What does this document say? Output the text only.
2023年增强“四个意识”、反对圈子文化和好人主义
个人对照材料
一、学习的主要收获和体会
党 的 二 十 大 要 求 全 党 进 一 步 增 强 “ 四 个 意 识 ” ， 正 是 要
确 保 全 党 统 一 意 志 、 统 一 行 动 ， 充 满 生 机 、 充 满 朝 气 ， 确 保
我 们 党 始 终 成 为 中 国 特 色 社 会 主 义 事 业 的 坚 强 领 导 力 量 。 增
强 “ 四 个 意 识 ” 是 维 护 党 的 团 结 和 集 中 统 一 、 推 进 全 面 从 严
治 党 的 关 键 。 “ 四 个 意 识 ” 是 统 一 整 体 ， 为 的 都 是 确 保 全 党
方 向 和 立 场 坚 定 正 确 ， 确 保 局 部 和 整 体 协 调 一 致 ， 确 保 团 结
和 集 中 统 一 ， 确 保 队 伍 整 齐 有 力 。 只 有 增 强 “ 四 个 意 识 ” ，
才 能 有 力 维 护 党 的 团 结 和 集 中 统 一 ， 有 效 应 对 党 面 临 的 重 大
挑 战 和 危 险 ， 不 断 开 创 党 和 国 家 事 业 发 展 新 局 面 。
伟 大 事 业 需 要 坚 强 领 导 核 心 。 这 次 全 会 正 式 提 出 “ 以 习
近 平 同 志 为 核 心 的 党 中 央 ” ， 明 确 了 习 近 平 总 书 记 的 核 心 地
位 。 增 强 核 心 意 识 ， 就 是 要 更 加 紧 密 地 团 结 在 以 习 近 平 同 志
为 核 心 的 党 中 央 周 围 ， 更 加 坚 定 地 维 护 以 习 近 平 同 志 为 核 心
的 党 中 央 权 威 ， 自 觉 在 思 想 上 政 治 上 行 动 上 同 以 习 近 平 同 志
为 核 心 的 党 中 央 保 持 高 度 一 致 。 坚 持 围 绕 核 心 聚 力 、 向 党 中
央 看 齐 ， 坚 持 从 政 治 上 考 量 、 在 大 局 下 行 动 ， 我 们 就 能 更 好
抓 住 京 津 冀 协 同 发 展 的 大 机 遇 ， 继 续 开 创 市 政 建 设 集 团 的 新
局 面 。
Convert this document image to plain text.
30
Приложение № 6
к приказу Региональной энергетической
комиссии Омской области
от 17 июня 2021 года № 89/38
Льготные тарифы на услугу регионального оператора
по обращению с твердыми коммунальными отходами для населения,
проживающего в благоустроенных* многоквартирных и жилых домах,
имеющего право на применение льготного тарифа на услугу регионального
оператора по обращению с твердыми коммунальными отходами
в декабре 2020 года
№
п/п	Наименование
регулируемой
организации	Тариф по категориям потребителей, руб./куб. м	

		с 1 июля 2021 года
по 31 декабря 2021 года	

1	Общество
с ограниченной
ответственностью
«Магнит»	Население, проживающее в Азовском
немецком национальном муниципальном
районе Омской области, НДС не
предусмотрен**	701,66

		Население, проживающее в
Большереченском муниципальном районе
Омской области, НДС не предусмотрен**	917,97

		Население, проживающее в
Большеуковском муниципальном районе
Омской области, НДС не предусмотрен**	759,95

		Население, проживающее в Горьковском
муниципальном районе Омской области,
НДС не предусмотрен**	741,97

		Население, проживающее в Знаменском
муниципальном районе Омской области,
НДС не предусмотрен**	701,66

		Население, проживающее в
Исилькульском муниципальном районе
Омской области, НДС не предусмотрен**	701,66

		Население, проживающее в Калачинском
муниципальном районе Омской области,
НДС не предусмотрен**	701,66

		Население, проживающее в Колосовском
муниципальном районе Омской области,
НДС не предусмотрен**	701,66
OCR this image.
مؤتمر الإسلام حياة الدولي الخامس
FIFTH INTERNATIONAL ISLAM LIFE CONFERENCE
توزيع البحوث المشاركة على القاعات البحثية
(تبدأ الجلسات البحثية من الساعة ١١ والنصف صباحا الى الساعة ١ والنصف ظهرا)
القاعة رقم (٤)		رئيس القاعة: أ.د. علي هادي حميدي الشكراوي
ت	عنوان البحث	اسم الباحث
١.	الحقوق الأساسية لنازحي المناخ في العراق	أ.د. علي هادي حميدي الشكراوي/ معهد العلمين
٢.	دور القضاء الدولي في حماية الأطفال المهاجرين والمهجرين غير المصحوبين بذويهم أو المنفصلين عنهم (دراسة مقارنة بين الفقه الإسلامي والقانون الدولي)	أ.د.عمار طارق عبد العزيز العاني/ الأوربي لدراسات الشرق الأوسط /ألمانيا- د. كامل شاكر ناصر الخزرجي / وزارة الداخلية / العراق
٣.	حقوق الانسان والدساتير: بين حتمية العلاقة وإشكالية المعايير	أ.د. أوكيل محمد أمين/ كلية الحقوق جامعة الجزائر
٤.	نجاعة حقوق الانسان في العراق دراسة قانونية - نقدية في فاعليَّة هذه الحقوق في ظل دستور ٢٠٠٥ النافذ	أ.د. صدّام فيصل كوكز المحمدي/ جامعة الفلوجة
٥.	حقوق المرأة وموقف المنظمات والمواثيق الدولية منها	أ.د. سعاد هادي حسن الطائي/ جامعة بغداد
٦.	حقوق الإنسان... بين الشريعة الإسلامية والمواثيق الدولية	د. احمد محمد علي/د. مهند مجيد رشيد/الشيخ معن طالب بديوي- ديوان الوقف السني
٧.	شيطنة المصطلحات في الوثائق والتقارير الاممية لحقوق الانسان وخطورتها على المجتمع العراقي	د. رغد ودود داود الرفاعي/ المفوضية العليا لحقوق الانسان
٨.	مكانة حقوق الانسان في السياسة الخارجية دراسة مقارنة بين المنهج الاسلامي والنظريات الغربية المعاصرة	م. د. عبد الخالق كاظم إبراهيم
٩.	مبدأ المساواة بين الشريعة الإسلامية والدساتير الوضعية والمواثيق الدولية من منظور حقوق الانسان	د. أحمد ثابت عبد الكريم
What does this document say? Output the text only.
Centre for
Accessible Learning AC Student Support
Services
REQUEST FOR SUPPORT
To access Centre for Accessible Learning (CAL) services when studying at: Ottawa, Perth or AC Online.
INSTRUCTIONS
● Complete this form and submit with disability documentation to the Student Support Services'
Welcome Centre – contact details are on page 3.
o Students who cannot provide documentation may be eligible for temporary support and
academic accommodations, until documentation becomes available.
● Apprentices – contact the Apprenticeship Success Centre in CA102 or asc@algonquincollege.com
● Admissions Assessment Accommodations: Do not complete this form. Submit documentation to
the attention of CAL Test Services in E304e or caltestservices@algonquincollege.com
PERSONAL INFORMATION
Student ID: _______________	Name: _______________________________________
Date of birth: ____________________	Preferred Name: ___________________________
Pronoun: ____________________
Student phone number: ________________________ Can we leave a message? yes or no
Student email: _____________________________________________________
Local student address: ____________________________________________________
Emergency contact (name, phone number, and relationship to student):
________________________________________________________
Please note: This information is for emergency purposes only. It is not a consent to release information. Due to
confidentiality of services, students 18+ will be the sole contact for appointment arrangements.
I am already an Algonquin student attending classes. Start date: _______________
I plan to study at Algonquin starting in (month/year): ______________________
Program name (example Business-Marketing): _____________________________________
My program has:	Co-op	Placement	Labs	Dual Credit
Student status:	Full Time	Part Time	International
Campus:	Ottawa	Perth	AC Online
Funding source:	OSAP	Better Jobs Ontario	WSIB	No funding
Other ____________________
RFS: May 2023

| WHAT THIS TASK INVOLVES |
Go over the entries above and say how many lines hold the string "проживающее", with no other text.

| EXERCISE ANSWER |
8